[Stored items from a collection]
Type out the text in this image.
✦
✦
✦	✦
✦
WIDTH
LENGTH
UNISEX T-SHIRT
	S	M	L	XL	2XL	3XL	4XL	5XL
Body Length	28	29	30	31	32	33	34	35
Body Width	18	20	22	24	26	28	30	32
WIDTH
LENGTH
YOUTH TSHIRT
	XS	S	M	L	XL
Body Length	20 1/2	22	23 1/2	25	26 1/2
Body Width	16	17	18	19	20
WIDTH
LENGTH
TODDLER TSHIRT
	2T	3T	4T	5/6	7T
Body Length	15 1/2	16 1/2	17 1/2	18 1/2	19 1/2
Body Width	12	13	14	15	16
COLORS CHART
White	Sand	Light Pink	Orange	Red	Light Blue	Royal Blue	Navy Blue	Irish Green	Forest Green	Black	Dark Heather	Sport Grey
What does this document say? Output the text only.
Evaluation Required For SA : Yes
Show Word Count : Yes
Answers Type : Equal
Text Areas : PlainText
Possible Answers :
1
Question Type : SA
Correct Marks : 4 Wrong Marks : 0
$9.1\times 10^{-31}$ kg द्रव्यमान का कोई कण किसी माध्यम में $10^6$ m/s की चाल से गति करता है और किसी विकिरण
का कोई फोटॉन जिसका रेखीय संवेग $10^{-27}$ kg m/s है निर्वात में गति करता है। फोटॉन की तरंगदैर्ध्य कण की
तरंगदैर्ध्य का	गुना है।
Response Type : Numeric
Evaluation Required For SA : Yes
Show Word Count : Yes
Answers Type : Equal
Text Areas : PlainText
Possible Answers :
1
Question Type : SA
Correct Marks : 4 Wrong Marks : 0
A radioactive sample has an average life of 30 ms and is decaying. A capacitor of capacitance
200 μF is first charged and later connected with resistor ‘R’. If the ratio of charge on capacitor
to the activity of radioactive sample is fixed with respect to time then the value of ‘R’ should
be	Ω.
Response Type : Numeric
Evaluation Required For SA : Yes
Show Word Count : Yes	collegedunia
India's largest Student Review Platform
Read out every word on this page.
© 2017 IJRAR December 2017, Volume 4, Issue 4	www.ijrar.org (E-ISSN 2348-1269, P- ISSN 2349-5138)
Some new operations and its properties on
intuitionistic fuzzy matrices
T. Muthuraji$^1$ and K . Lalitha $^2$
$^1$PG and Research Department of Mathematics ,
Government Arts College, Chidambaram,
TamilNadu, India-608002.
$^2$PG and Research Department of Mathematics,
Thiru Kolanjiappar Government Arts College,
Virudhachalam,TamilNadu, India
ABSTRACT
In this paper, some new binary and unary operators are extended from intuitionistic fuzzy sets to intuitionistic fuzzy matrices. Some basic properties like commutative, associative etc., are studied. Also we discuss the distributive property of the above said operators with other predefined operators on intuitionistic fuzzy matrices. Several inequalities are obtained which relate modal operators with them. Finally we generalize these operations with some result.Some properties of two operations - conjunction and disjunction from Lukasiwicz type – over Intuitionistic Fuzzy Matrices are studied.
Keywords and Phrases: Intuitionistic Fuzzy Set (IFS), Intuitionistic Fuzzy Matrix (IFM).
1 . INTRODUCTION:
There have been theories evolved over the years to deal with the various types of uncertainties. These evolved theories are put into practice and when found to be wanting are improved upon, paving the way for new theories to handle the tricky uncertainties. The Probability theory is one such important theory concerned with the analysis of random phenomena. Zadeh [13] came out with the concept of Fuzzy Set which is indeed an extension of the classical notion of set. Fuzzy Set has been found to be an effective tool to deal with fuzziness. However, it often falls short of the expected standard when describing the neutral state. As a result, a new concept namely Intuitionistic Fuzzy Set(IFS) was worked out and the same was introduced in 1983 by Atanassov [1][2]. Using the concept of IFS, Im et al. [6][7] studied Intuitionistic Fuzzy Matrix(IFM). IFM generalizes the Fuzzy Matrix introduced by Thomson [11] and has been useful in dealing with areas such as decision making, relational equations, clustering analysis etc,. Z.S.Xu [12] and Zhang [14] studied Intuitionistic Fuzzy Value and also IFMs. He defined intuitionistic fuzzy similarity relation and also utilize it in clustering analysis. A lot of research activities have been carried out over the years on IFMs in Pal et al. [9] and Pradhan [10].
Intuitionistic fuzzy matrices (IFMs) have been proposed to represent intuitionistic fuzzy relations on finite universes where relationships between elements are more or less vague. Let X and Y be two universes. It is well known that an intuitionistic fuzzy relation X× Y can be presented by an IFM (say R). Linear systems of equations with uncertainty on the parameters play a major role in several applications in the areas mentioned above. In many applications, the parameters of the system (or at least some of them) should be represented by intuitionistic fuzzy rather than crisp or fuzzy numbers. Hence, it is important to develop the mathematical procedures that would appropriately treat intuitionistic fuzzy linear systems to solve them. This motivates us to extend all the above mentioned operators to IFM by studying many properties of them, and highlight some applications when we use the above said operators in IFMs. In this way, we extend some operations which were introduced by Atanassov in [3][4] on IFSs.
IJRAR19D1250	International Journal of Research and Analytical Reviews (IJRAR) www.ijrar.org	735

(SET TASK): Pull every line containing "radioactive" from the material above.

(TASK ANSWER):
A radioactive sample has an average life of 30 ms and is decaying. A capacitor of capacitance
to the activity of radioactive sample is fixed with respect to time then the value of ‘R’ should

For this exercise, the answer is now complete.